— START INPUT MATERIAL —
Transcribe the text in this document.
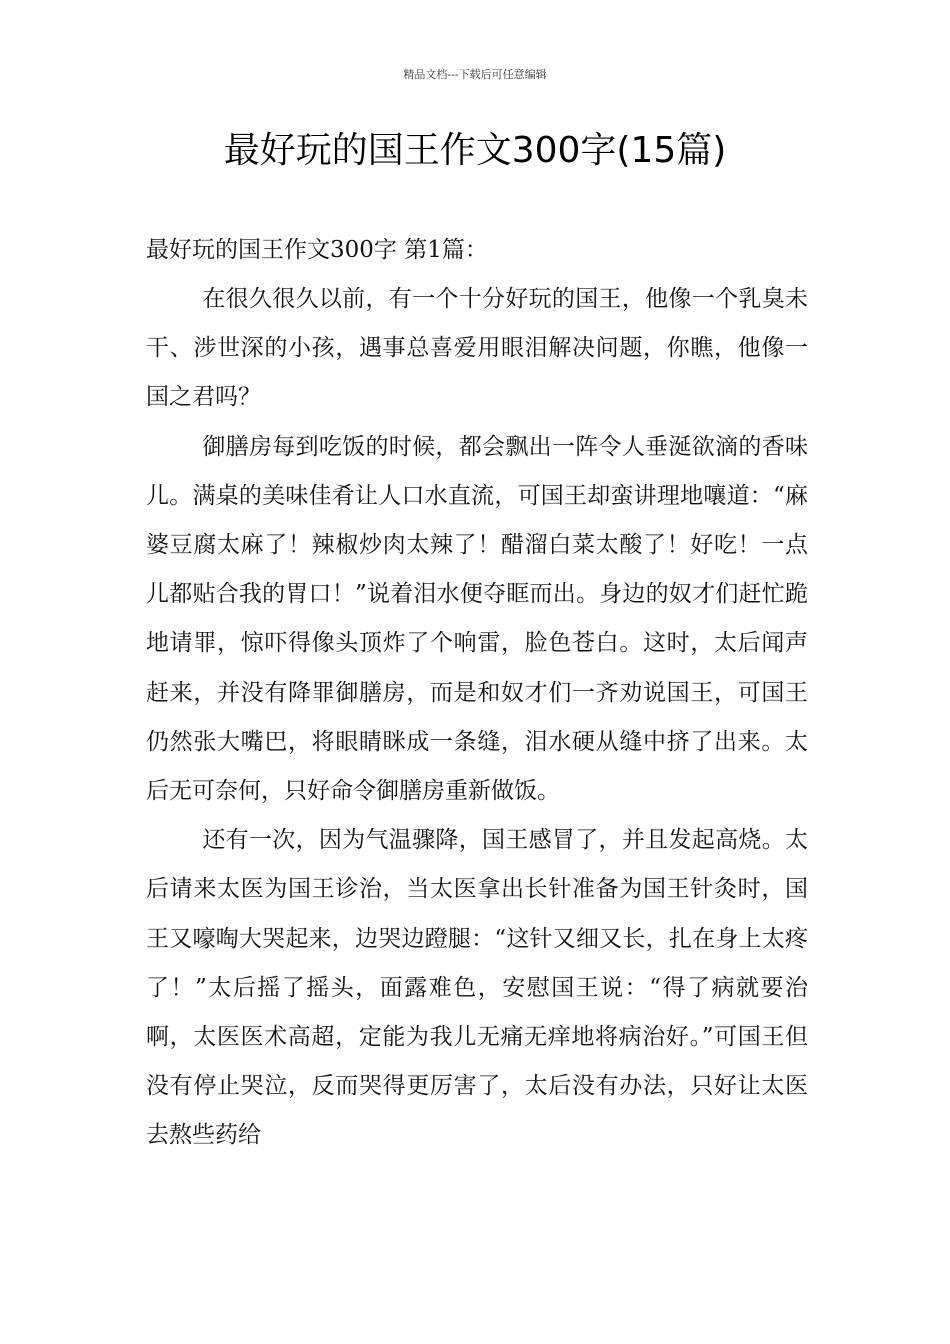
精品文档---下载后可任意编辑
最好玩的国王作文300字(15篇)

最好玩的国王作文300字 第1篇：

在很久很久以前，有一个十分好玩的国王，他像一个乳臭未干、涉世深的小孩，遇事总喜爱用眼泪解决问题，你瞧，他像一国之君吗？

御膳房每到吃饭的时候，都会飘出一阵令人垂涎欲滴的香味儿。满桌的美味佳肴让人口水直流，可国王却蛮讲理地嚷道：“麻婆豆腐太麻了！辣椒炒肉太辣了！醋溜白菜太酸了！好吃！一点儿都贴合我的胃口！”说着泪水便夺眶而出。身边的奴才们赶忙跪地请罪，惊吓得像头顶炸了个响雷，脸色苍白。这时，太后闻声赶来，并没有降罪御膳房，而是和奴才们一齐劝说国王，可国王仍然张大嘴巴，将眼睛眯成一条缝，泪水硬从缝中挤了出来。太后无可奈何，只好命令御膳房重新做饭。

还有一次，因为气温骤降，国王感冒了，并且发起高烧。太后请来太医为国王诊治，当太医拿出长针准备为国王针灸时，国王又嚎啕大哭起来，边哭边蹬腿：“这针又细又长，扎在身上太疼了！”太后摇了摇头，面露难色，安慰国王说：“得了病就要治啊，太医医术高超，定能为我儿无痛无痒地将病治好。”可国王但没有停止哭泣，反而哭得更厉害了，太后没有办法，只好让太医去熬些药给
— END INPUT MATERIAL —
— START INPUT MATERIAL —
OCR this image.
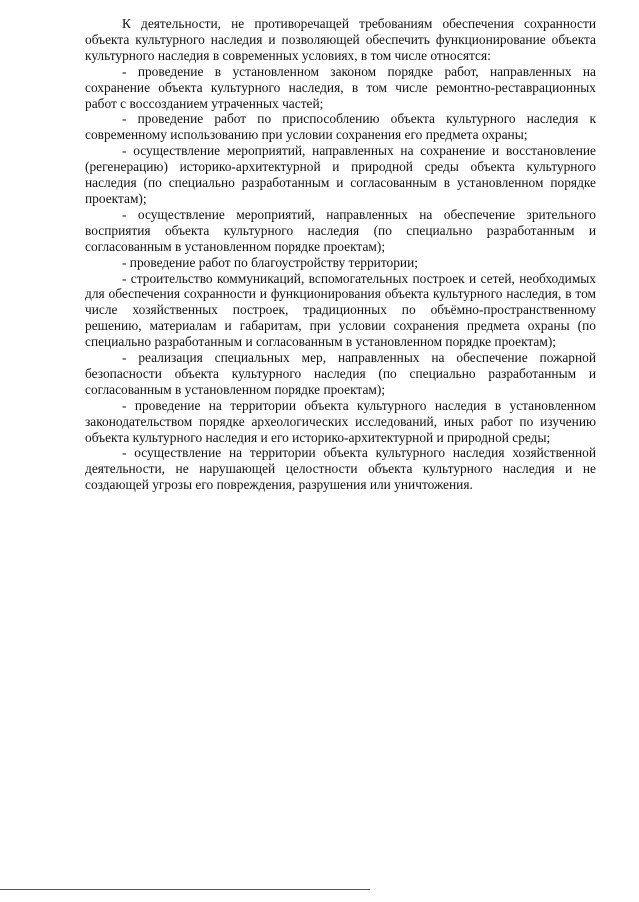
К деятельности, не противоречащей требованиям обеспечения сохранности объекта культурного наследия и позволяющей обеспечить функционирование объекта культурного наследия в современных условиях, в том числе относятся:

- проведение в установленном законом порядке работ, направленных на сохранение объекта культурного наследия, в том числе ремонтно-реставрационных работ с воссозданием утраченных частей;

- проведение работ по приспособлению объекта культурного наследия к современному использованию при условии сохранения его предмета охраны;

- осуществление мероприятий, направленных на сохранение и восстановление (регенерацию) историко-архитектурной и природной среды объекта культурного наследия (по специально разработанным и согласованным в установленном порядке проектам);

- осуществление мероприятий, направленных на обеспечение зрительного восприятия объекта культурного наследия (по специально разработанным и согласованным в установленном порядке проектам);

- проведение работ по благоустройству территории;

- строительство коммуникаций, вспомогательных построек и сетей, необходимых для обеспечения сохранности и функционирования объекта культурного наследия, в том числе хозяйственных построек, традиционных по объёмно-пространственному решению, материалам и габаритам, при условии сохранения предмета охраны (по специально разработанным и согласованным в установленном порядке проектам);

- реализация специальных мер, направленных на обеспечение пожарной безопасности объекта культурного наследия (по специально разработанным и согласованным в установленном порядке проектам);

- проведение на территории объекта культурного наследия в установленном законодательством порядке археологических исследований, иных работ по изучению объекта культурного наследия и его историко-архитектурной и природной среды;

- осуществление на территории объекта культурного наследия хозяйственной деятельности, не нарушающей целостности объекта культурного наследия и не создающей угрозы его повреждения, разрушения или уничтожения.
— END INPUT MATERIAL —
— START INPUT MATERIAL —
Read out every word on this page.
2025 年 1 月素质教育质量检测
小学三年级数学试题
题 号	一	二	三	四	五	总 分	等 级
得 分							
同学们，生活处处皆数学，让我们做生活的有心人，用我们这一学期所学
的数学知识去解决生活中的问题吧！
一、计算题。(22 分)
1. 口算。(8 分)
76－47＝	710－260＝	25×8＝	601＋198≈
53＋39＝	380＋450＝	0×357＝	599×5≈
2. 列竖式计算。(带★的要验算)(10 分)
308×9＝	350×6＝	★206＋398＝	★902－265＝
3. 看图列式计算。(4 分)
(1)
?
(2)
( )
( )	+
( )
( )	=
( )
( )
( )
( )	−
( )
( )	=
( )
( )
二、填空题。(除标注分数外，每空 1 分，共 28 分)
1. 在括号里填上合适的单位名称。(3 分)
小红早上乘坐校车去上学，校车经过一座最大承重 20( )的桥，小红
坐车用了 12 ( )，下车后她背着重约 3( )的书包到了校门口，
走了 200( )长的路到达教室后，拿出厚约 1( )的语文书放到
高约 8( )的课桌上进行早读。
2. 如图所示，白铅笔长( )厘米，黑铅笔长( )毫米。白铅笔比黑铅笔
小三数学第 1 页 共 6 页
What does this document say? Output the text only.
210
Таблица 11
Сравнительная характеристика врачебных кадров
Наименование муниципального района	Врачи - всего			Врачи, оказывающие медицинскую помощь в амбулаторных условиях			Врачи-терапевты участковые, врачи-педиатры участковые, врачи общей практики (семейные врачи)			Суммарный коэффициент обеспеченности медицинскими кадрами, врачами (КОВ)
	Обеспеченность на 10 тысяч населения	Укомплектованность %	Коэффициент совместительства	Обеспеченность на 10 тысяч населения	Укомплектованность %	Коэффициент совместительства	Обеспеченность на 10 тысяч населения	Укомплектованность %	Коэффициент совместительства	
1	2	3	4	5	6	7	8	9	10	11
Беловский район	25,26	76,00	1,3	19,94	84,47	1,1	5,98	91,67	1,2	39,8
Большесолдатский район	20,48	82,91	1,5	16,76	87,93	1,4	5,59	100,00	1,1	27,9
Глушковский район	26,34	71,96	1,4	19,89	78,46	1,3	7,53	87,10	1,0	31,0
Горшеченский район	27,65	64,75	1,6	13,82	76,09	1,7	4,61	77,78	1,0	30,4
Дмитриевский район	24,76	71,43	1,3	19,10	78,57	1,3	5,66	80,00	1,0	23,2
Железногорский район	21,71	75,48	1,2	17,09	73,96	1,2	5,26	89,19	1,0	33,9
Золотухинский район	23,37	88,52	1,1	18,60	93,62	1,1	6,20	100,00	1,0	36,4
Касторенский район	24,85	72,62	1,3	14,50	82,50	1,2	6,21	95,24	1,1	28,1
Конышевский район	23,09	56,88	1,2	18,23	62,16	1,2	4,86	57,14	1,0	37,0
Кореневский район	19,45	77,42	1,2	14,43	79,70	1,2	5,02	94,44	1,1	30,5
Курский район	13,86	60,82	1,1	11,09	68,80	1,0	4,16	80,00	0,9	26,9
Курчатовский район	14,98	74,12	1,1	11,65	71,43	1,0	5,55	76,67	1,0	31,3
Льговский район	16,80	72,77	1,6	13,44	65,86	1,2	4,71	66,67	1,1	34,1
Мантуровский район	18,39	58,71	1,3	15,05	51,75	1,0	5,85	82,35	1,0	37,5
— END INPUT MATERIAL —
INSTRUCTIONS TO FOLLOW - Locate the lines above that contain "обеспечения" and copy them.

TASK SOLUTION -
К деятельности, не противоречащей требованиям обеспечения сохранности объекта культурного наследия и позволяющей обеспечить функционирование объекта культурного наследия в современных условиях, в том числе относятся:
- строительство коммуникаций, вспомогательных построек и сетей, необходимых для обеспечения сохранности и функционирования объекта культурного наследия, в том числе хозяйственных построек, традиционных по объёмно-пространственному решению, материалам и габаритам, при условии сохранения предмета охраны (по специально разработанным и согласованным в установленном порядке проектам);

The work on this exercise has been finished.